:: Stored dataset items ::
* * * * * * *
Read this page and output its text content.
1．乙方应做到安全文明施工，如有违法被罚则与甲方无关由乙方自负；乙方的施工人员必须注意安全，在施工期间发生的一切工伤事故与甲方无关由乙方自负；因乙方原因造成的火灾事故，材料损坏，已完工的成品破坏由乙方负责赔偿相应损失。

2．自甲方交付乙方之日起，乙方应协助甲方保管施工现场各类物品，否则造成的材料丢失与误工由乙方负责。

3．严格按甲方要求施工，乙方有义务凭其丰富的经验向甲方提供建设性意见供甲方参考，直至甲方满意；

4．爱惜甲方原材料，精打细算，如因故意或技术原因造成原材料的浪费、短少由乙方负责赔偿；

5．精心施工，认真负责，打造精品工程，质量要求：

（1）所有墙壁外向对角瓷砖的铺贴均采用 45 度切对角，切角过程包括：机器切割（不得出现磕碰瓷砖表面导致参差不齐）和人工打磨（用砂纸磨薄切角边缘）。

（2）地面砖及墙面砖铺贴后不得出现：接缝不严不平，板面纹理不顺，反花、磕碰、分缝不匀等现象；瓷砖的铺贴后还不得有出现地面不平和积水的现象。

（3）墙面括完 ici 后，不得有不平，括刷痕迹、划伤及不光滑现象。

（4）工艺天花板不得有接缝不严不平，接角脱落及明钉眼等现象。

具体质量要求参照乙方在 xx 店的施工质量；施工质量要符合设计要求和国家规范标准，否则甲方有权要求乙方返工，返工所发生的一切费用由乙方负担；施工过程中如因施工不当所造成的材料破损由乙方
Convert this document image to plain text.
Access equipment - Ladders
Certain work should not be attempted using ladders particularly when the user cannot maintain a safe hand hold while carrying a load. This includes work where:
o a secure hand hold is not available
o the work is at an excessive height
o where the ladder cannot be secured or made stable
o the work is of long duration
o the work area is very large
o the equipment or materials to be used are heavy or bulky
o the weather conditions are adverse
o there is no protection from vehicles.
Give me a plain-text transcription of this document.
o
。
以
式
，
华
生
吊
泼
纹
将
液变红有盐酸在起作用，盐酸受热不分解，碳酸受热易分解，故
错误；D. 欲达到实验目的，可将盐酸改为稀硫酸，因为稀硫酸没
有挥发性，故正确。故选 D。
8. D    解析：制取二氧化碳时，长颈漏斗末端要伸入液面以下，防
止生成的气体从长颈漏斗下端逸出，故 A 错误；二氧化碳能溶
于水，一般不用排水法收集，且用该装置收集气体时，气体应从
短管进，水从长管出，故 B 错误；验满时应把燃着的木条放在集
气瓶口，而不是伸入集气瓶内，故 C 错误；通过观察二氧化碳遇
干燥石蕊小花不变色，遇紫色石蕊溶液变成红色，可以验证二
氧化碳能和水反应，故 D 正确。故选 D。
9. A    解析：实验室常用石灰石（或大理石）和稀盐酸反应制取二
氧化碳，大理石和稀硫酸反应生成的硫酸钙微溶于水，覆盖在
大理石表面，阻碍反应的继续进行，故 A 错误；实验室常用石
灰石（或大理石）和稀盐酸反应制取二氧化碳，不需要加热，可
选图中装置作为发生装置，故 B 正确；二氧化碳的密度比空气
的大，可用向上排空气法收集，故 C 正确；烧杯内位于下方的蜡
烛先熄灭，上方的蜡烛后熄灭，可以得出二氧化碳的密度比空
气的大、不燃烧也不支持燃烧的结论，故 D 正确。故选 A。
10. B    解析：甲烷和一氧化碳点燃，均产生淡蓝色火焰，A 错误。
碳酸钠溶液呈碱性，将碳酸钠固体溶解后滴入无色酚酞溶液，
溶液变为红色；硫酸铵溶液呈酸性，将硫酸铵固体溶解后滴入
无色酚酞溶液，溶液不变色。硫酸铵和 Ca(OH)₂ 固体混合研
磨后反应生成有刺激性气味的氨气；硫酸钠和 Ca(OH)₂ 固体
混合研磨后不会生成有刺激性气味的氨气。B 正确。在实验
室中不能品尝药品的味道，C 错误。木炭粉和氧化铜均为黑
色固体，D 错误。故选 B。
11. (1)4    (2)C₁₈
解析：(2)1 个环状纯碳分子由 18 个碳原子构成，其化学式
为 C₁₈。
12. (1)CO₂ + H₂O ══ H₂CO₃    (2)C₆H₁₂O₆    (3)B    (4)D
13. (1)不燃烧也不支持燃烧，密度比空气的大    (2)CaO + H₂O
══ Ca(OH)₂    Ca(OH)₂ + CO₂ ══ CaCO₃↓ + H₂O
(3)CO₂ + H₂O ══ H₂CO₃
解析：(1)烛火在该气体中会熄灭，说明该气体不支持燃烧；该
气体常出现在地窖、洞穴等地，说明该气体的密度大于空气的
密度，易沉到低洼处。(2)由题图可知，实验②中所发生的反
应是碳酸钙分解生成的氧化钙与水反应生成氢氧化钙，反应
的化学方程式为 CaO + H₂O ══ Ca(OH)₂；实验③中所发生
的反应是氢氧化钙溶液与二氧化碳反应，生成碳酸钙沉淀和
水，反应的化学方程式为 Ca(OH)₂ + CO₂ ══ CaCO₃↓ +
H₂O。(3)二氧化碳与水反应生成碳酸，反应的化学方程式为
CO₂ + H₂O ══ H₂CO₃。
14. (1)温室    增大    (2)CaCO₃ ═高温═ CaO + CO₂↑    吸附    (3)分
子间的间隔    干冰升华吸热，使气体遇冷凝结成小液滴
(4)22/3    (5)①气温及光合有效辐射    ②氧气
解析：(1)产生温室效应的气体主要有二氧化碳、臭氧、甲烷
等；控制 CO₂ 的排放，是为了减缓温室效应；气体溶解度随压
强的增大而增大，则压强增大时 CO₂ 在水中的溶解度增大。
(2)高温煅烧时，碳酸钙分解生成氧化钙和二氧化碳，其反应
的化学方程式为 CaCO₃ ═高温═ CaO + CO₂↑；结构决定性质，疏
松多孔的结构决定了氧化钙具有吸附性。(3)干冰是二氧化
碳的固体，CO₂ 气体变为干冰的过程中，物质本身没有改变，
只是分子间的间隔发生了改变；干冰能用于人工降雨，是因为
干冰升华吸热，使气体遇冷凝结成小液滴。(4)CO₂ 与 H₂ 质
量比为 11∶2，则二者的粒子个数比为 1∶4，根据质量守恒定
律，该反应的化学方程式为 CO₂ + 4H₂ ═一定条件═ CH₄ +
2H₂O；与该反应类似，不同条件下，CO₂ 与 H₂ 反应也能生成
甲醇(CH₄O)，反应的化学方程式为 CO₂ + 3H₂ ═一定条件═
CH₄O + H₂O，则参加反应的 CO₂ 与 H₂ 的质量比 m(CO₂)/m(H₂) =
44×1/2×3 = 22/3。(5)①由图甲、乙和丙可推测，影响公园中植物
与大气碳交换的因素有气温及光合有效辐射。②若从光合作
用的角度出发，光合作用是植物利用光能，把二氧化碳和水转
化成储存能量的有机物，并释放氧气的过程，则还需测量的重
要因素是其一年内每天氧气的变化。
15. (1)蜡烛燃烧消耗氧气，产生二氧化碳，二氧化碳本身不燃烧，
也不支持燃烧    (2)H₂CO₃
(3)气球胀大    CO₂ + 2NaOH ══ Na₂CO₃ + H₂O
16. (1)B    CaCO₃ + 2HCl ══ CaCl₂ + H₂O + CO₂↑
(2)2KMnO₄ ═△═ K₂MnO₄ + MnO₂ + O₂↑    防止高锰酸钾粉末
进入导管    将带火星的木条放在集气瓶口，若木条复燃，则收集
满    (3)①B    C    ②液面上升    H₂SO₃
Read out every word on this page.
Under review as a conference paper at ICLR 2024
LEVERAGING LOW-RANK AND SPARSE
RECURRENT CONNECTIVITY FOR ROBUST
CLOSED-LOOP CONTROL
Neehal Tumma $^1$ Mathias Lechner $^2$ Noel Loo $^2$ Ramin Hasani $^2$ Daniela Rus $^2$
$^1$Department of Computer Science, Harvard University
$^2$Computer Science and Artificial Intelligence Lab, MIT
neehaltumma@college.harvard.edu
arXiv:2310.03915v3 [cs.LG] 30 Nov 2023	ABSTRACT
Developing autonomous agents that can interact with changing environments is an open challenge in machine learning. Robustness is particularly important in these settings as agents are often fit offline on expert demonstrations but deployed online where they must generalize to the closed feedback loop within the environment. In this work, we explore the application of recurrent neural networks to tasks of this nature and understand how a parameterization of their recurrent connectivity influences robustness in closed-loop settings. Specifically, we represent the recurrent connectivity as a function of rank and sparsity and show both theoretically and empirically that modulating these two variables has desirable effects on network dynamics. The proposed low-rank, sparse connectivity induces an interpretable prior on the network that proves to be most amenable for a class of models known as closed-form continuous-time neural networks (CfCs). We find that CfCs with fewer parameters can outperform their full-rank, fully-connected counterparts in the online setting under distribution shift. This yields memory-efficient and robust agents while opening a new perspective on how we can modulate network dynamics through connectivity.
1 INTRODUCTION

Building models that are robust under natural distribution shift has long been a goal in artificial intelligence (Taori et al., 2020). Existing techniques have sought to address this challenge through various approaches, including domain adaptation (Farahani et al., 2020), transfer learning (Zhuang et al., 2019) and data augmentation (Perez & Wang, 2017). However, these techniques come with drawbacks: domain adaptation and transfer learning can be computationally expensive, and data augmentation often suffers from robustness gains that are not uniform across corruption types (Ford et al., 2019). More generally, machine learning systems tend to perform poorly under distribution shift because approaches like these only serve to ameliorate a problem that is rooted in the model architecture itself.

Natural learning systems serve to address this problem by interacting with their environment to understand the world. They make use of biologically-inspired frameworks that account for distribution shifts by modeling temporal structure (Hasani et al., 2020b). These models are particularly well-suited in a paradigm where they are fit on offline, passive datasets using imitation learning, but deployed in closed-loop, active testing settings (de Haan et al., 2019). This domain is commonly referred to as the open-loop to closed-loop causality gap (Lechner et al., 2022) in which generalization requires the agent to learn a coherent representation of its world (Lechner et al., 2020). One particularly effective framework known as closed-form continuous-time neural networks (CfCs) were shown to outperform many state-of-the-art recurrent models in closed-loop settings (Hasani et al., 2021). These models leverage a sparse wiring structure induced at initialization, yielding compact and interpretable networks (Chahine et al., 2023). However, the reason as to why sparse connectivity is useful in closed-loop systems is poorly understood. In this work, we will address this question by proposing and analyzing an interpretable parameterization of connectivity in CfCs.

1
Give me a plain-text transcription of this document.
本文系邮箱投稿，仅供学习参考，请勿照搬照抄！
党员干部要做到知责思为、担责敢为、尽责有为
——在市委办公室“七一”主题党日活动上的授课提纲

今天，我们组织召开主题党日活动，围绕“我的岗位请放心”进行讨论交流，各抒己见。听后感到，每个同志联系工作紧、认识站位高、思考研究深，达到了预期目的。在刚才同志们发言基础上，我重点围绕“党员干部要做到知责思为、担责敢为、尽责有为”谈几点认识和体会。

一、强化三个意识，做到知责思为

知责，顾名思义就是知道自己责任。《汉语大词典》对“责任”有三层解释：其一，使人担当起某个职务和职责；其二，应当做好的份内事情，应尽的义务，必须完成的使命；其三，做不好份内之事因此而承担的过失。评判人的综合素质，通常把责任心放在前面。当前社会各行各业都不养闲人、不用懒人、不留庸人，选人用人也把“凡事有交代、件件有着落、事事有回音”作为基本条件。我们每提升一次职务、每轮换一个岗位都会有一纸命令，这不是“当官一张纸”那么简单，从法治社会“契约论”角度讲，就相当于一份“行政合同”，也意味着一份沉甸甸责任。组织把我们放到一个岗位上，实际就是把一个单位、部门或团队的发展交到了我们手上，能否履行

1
* * * * * * *
:: WORK TO DO ::
Give nothing but the number of lines containing the string "CaCO₃".

:: ANSWER FOR THIS EXERCISE ::
5